### Raw records ###
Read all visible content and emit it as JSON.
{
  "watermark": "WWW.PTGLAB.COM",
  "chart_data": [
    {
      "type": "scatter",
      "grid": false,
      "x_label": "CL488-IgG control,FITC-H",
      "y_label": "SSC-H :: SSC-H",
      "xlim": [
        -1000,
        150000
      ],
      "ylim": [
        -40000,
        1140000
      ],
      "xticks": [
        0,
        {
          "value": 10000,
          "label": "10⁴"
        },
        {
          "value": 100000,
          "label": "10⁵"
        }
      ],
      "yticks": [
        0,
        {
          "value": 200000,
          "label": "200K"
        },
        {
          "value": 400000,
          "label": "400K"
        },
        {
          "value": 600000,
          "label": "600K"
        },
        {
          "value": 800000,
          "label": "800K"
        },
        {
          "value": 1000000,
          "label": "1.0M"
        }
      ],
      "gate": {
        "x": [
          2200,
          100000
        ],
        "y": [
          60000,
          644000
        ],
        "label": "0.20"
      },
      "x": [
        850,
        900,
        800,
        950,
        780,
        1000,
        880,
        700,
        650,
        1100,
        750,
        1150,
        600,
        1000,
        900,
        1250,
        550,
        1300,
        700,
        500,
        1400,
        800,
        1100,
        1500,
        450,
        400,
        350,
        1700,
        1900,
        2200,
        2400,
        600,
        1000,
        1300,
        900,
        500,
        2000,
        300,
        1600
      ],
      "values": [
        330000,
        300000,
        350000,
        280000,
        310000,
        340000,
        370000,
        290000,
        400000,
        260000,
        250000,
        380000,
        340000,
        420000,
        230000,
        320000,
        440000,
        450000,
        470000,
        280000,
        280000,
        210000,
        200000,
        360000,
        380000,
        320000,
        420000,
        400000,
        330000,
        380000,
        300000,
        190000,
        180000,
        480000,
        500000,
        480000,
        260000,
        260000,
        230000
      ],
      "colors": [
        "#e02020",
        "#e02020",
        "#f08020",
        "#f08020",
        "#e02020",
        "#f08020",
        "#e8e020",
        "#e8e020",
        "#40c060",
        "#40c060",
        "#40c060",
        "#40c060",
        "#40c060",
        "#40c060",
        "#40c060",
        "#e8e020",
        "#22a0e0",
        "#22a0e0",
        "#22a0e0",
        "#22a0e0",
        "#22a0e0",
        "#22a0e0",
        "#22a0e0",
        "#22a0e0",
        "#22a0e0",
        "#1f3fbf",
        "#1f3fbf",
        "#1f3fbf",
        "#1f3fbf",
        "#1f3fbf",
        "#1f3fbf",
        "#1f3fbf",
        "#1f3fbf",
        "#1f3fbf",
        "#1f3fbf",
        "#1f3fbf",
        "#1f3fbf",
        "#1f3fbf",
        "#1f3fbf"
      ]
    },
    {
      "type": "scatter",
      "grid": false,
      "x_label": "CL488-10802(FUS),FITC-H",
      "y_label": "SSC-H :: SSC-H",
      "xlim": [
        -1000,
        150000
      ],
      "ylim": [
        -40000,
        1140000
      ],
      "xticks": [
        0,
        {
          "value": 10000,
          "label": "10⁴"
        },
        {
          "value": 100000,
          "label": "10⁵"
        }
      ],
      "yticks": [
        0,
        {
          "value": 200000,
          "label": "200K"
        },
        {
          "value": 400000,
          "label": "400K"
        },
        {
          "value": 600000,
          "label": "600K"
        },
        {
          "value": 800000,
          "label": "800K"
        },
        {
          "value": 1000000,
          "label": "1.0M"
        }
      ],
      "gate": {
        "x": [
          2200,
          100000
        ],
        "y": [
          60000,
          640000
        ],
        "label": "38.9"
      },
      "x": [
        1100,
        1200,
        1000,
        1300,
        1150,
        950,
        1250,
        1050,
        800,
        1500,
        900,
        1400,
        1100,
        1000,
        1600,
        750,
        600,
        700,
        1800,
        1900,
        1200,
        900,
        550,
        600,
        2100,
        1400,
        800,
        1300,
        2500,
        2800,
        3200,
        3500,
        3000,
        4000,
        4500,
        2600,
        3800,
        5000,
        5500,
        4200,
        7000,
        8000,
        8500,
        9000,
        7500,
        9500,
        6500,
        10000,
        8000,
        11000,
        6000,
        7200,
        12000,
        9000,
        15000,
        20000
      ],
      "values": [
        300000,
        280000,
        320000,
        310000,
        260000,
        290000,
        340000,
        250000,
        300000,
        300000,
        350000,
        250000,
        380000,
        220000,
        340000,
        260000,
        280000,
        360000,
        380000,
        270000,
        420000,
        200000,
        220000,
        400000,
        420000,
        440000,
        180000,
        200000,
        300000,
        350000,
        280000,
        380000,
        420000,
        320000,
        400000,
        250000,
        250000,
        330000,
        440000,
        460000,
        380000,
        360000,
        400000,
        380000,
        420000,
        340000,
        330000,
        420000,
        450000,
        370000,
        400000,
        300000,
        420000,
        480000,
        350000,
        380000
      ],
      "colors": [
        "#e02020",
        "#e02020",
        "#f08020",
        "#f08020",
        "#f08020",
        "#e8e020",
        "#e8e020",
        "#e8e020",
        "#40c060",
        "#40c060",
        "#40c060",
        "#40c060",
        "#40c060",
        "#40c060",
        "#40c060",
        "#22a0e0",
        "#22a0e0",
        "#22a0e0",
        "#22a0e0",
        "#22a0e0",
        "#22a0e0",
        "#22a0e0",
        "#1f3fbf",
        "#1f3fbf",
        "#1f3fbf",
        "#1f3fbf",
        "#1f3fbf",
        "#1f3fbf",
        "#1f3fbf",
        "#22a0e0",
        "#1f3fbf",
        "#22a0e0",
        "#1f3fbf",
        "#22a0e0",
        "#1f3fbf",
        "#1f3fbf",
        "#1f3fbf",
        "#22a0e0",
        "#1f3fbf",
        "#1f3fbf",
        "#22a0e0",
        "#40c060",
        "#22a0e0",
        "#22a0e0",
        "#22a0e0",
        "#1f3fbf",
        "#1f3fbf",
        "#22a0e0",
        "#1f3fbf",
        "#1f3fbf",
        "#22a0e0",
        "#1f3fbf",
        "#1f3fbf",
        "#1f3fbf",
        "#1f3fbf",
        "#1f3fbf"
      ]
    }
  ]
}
###
◆ **Prompt**: Please give back all of the records exactly as written.

◆ **Exercise result**:
Read all visible content and emit it as JSON.
{
  "watermark": "WWW.PTGLAB.COM",
  "chart_data": [
    {
      "type": "scatter",
      "grid": false,
      "x_label": "CL488-IgG control,FITC-H",
      "y_label": "SSC-H :: SSC-H",
      "xlim": [
        -1000,
        150000
      ],
      "ylim": [
        -40000,
        1140000
      ],
      "xticks": [
        0,
        {
          "value": 10000,
          "label": "10⁴"
        },
        {
          "value": 100000,
          "label": "10⁵"
        }
      ],
      "yticks": [
        0,
        {
          "value": 200000,
          "label": "200K"
        },
        {
          "value": 400000,
          "label": "400K"
        },
        {
          "value": 600000,
          "label": "600K"
        },
        {
          "value": 800000,
          "label": "800K"
        },
        {
          "value": 1000000,
          "label": "1.0M"
        }
      ],
      "gate": {
        "x": [
          2200,
          100000
        ],
        "y": [
          60000,
          644000
        ],
        "label": "0.20"
      },
      "x": [
        850,
        900,
        800,
        950,
        780,
        1000,
        880,
        700,
        650,
        1100,
        750,
        1150,
        600,
        1000,
        900,
        1250,
        550,
        1300,
        700,
        500,
        1400,
        800,
        1100,
        1500,
        450,
        400,
        350,
        1700,
        1900,
        2200,
        2400,
        600,
        1000,
        1300,
        900,
        500,
        2000,
        300,
        1600
      ],
      "values": [
        330000,
        300000,
        350000,
        280000,
        310000,
        340000,
        370000,
        290000,
        400000,
        260000,
        250000,
        380000,
        340000,
        420000,
        230000,
        320000,
        440000,
        450000,
        470000,
        280000,
        280000,
        210000,
        200000,
        360000,
        380000,
        320000,
        420000,
        400000,
        330000,
        380000,
        300000,
        190000,
        180000,
        480000,
        500000,
        480000,
        260000,
        260000,
        230000
      ],
      "colors": [
        "#e02020",
        "#e02020",
        "#f08020",
        "#f08020",
        "#e02020",
        "#f08020",
        "#e8e020",
        "#e8e020",
        "#40c060",
        "#40c060",
        "#40c060",
        "#40c060",
        "#40c060",
        "#40c060",
        "#40c060",
        "#e8e020",
        "#22a0e0",
        "#22a0e0",
        "#22a0e0",
        "#22a0e0",
        "#22a0e0",
        "#22a0e0",
        "#22a0e0",
        "#22a0e0",
        "#22a0e0",
        "#1f3fbf",
        "#1f3fbf",
        "#1f3fbf",
        "#1f3fbf",
        "#1f3fbf",
        "#1f3fbf",
        "#1f3fbf",
        "#1f3fbf",
        "#1f3fbf",
        "#1f3fbf",
        "#1f3fbf",
        "#1f3fbf",
        "#1f3fbf",
        "#1f3fbf"
      ]
    },
    {
      "type": "scatter",
      "grid": false,
      "x_label": "CL488-10802(FUS),FITC-H",
      "y_label": "SSC-H :: SSC-H",
      "xlim": [
        -1000,
        150000
      ],
      "ylim": [
        -40000,
        1140000
      ],
      "xticks": [
        0,
        {
          "value": 10000,
          "label": "10⁴"
        },
        {
          "value": 100000,
          "label": "10⁵"
        }
      ],
      "yticks": [
        0,
        {
          "value": 200000,
          "label": "200K"
        },
        {
          "value": 400000,
          "label": "400K"
        },
        {
          "value": 600000,
          "label": "600K"
        },
        {
          "value": 800000,
          "label": "800K"
        },
        {
          "value": 1000000,
          "label": "1.0M"
        }
      ],
      "gate": {
        "x": [
          2200,
          100000
        ],
        "y": [
          60000,
          640000
        ],
        "label": "38.9"
      },
      "x": [
        1100,
        1200,
        1000,
        1300,
        1150,
        950,
        1250,
        1050,
        800,
        1500,
        900,
        1400,
        1100,
        1000,
        1600,
        750,
        600,
        700,
        1800,
        1900,
        1200,
        900,
        550,
        600,
        2100,
        1400,
        800,
        1300,
        2500,
        2800,
        3200,
        3500,
        3000,
        4000,
        4500,
        2600,
        3800,
        5000,
        5500,
        4200,
        7000,
        8000,
        8500,
        9000,
        7500,
        9500,
        6500,
        10000,
        8000,
        11000,
        6000,
        7200,
        12000,
        9000,
        15000,
        20000
      ],
      "values": [
        300000,
        280000,
        320000,
        310000,
        260000,
        290000,
        340000,
        250000,
        300000,
        300000,
        350000,
        250000,
        380000,
        220000,
        340000,
        260000,
        280000,
        360000,
        380000,
        270000,
        420000,
        200000,
        220000,
        400000,
        420000,
        440000,
        180000,
        200000,
        300000,
        350000,
        280000,
        380000,
        420000,
        320000,
        400000,
        250000,
        250000,
        330000,
        440000,
        460000,
        380000,
        360000,
        400000,
        380000,
        420000,
        340000,
        330000,
        420000,
        450000,
        370000,
        400000,
        300000,
        420000,
        480000,
        350000,
        380000
      ],
      "colors": [
        "#e02020",
        "#e02020",
        "#f08020",
        "#f08020",
        "#f08020",
        "#e8e020",
        "#e8e020",
        "#e8e020",
        "#40c060",
        "#40c060",
        "#40c060",
        "#40c060",
        "#40c060",
        "#40c060",
        "#40c060",
        "#22a0e0",
        "#22a0e0",
        "#22a0e0",
        "#22a0e0",
        "#22a0e0",
        "#22a0e0",
        "#22a0e0",
        "#1f3fbf",
        "#1f3fbf",
        "#1f3fbf",
        "#1f3fbf",
        "#1f3fbf",
        "#1f3fbf",
        "#1f3fbf",
        "#22a0e0",
        "#1f3fbf",
        "#22a0e0",
        "#1f3fbf",
        "#22a0e0",
        "#1f3fbf",
        "#1f3fbf",
        "#1f3fbf",
        "#22a0e0",
        "#1f3fbf",
        "#1f3fbf",
        "#22a0e0",
        "#40c060",
        "#22a0e0",
        "#22a0e0",
        "#22a0e0",
        "#1f3fbf",
        "#1f3fbf",
        "#22a0e0",
        "#1f3fbf",
        "#1f3fbf",
        "#22a0e0",
        "#1f3fbf",
        "#1f3fbf",
        "#1f3fbf",
        "#1f3fbf",
        "#1f3fbf"
      ]
    }
  ]
}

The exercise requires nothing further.